**やること:**
A - 次の(i)〜(iii)が内野安打についての文章と合っているか、それぞれ「はい」か「いいえ」で答え、判断の決め手となる文章中の語句をそのまま引用せよ。(i) イチロー選手がメジャーで放った安打のうち、シングルヒットは2514本である。(ii) どんな選手でも全ての打席でホームランや長打を打てる。(iii) 足の速い選手は内野安打が少ない。
B - 内野安打についての文章の続きを、最後の文の後から書いてください。

**本文:**
________________________

今までオンラインサロンでは打球を遠くに飛ばすためのトレーニングや動作をお伝えしてきました。


しかし、残念ながらどんな選手であっても全ての打席でホームランや長打を打てるわけではありません。捉えたと思った当たりが内野へのゴロになってしまうこともあると思います。

https://www.chunichi.co.jp/article/329000 より

内野へのゴロでも飛んだところが良ければ内野安打になるかもしれません。

また足の速い選手は内野安打も多いでしょう。


内野安打も立派なヒットであり、出塁することでチームの勝利に貢献できることは言うまでもありません。


内野安打といえば、誰でしょう?

https://www.sponichi.co.jp/baseball/news/2016/08/08/kiji/K20160808013119270.html より

私はイチロー選手を思い浮かべます。

日米通算安打数は世界最多の4367安打。メジャーで放った3089安打のうち、シングルヒットは実に2514本であり、その中にも数多くの内野安打が含まれています。


そんな内野安打ですが、イチロー選手のように狙って打てる選手は少ないでしょう。

________________________

**提供データ:**
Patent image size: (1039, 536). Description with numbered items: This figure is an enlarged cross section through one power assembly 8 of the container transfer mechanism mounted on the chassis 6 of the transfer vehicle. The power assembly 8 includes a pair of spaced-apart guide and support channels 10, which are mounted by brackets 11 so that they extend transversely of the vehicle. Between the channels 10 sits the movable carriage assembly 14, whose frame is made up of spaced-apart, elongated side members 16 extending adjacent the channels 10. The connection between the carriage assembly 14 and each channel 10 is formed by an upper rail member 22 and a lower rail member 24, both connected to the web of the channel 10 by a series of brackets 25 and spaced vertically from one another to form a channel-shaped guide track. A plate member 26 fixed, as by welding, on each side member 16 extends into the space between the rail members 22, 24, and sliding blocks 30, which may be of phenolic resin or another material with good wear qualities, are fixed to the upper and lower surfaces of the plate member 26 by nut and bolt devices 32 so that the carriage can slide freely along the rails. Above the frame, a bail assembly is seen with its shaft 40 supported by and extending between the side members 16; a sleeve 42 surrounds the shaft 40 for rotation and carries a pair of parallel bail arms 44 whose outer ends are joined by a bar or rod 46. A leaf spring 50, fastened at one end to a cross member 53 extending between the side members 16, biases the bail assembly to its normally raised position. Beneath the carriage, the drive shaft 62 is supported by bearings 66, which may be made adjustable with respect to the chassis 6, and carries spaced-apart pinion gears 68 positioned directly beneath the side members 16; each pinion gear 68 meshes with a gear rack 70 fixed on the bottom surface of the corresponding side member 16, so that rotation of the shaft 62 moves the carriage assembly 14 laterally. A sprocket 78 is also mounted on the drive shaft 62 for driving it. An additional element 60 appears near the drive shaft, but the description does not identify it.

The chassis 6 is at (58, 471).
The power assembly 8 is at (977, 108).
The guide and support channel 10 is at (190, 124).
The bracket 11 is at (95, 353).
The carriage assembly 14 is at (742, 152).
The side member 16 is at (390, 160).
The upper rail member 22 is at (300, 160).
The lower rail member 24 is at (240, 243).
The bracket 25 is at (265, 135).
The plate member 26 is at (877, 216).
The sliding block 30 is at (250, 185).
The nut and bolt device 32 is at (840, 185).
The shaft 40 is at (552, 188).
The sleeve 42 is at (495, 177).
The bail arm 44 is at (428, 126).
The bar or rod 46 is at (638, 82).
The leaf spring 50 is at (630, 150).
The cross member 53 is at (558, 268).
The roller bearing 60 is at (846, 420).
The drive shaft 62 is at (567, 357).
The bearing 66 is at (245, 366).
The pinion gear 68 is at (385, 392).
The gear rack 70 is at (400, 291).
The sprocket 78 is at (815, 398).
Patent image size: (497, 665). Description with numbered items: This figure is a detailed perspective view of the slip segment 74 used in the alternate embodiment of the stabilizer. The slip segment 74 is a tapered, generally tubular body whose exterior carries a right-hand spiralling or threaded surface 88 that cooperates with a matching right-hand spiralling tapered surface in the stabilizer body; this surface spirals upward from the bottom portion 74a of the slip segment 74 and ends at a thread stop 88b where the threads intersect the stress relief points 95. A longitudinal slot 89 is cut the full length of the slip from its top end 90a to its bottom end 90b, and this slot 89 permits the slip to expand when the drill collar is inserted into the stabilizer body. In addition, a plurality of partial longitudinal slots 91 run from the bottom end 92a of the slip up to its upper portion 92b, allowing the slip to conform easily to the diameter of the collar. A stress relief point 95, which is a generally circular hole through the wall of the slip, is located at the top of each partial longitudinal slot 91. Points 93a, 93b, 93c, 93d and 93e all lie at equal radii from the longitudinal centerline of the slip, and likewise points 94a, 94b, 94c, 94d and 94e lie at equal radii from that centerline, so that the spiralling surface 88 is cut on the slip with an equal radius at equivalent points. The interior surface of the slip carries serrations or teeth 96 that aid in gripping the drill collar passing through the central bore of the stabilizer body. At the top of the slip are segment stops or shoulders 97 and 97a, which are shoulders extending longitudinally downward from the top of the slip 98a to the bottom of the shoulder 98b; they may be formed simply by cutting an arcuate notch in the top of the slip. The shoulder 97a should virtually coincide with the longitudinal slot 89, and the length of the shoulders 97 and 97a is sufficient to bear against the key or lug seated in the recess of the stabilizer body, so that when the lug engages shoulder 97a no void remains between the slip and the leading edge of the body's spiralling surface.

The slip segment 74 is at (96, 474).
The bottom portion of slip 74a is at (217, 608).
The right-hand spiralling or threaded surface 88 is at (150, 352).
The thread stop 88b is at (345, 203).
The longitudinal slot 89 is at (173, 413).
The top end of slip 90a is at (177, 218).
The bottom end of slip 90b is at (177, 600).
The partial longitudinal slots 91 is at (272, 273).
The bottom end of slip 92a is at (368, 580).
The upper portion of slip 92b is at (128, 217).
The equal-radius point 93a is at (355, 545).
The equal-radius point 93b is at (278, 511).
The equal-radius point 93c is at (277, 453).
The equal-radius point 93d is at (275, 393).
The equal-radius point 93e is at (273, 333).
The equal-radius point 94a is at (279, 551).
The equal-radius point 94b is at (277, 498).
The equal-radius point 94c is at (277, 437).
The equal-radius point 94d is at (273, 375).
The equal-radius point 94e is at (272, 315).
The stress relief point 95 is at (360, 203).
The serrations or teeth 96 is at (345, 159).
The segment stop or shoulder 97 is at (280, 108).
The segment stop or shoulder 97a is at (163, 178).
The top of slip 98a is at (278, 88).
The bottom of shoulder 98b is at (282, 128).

________________________

**回答:**
A -
(i) はい。「メジャーで放った3089安打のうち、シングルヒットは実に2514本であり」
(ii) いいえ。「残念ながらどんな選手であっても全ての打席でホームランや長打を打てるわけではありません。」
(iii) いいえ。「また足の速い選手は内野安打も多いでしょう。」

B -
みなさんが内野安打になるときは間一髪なことが多いと思いますし、そもそも打った瞬間に「打ち損じた!』と思って走ることが多いと思います。

その時に重要なことは何でしょうか?

「全力で走ること」

これは間違いないのですが、ではどの瞬間のスピードが大事なのかは考えたことがありますか?


今日紹介するのはそんな「内野安打を打つ」ためのには、どこのスピードが重要かを示した論文です。


〈方法〉

2007〜2010年までのMLBの試合にて、302人(合計1,896回)の本塁から一塁到達までの時間が計測されました。

時間はコーチ1名によってストップウォッチにて記録されています。


スタートはバットがボールに当たった瞬間で、ファールライン(スリーフットライン)までと一塁ベースを踏むまでの時間が計測されました。

このファールラインは塁間のちょうど半分の距離(13.7m)に当たります。

https://www.homemate-research-baseball.com/useful/10151_baseball_dic/index10.php より


それぞれの区間(本塁〜塁間半分、塁間半分〜一塁、本塁〜一塁)の時間、速度(距離/時間)、加速度(速度/時間)が左打者と右打者、およびポジション間で比較されました。

〈結果〉

右打者に比べて左打者は、本塁〜塁間半分までと本塁〜一塁までの区間において、速度と加速度が大きかったですが、塁間半分から一塁までの速度と加速度には差はありませんでした。


ポジション別では、捕手に比べて外野手と内野手は、本塁〜塁間半分までと本塁〜一塁までの区間において、有意に速かったという結果でした。

塁間半分〜一塁までの区画では、外野手が捕手よりも速かったですが、その他の差は見られませんでした。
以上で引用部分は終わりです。